-- Dataset rows start --

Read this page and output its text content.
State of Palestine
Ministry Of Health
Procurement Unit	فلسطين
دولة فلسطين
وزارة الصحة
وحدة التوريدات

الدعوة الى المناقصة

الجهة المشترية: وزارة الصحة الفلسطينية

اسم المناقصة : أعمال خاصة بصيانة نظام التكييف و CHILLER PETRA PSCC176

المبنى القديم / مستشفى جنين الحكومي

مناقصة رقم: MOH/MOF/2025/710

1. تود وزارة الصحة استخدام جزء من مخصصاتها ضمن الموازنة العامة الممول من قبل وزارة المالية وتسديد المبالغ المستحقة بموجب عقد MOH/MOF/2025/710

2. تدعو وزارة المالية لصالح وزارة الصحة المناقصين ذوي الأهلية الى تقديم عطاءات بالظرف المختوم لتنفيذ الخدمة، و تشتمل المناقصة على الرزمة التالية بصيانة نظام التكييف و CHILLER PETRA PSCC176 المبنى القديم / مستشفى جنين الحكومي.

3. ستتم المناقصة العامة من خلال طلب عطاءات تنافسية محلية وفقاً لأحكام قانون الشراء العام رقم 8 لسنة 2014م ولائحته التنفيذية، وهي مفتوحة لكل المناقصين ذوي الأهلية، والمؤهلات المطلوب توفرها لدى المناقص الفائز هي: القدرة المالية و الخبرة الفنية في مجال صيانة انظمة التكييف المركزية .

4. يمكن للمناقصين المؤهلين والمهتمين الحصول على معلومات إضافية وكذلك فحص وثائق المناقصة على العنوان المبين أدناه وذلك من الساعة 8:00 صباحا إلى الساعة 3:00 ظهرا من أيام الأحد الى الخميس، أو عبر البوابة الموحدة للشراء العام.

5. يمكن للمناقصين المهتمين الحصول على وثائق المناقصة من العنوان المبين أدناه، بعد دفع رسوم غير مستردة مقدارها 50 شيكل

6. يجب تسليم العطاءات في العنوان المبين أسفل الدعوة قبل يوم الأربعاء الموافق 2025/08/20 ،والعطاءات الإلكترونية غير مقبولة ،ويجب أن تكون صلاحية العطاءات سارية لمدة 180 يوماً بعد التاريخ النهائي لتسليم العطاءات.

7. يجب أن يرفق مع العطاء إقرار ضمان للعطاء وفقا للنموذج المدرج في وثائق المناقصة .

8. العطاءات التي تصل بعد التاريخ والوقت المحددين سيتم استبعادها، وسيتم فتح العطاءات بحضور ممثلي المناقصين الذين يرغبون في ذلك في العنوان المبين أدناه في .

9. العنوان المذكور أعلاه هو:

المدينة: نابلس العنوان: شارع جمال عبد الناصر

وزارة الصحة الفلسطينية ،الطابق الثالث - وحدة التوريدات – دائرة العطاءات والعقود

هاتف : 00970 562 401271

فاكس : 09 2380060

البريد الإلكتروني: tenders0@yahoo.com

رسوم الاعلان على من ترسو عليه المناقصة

-- Dataset rows end --
-- Dataset rows start --

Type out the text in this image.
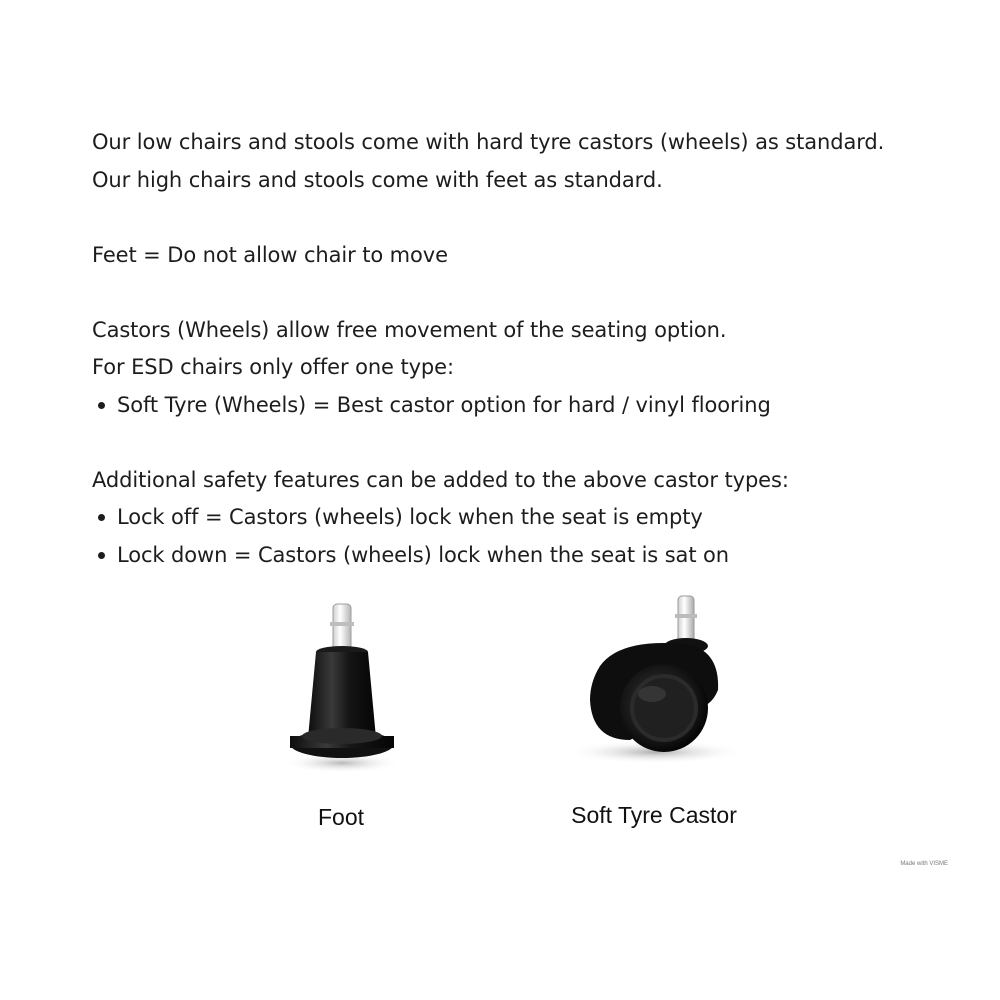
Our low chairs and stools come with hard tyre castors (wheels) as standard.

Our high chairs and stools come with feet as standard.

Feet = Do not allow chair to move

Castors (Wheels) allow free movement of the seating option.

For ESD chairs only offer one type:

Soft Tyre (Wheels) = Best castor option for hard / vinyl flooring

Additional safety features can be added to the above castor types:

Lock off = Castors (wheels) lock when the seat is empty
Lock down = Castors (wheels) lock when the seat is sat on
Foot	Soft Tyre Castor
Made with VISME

-- Dataset rows end --

Problem: Extract each line holding the string "بصيانة".

Output:
اسم المناقصة : أعمال خاصة بصيانة نظام التكييف و CHILLER PETRA PSCC176
2. تدعو وزارة المالية لصالح وزارة الصحة المناقصين ذوي الأهلية الى تقديم عطاءات بالظرف المختوم لتنفيذ الخدمة، و تشتمل المناقصة على الرزمة التالية بصيانة نظام التكييف و CHILLER PETRA PSCC176 المبنى القديم / مستشفى جنين الحكومي.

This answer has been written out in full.